>> BEGIN
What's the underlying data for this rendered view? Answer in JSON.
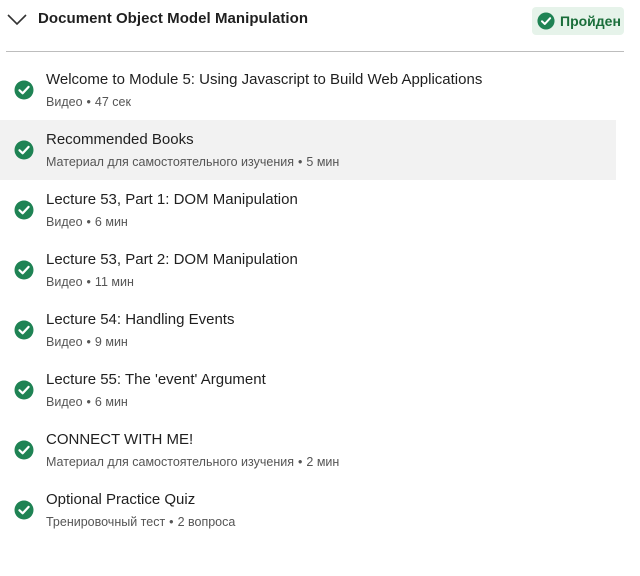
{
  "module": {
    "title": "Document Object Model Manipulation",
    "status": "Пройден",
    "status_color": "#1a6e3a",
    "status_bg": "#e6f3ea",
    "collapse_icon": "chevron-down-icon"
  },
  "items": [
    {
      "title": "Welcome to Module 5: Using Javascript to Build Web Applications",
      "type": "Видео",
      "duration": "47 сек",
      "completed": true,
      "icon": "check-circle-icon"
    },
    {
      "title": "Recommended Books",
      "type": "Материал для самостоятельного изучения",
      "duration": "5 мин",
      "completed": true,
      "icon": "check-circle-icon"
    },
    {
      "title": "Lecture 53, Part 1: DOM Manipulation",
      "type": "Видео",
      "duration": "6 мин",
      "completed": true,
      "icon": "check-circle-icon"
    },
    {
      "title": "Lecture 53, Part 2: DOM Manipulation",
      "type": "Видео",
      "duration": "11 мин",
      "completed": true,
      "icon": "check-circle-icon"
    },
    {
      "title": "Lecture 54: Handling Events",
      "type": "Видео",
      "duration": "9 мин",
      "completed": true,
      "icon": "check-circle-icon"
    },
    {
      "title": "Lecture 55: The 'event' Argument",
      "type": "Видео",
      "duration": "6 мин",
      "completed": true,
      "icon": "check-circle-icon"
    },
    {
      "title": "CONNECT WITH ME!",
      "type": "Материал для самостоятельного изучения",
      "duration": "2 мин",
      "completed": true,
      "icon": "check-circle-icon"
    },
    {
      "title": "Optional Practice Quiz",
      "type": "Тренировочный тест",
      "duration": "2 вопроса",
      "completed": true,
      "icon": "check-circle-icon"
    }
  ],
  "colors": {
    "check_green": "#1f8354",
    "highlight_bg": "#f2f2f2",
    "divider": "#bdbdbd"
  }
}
>> END
Given request –
Reply with one number only, the count of lines above that hold the string "Lecture".

Solution to this task –
4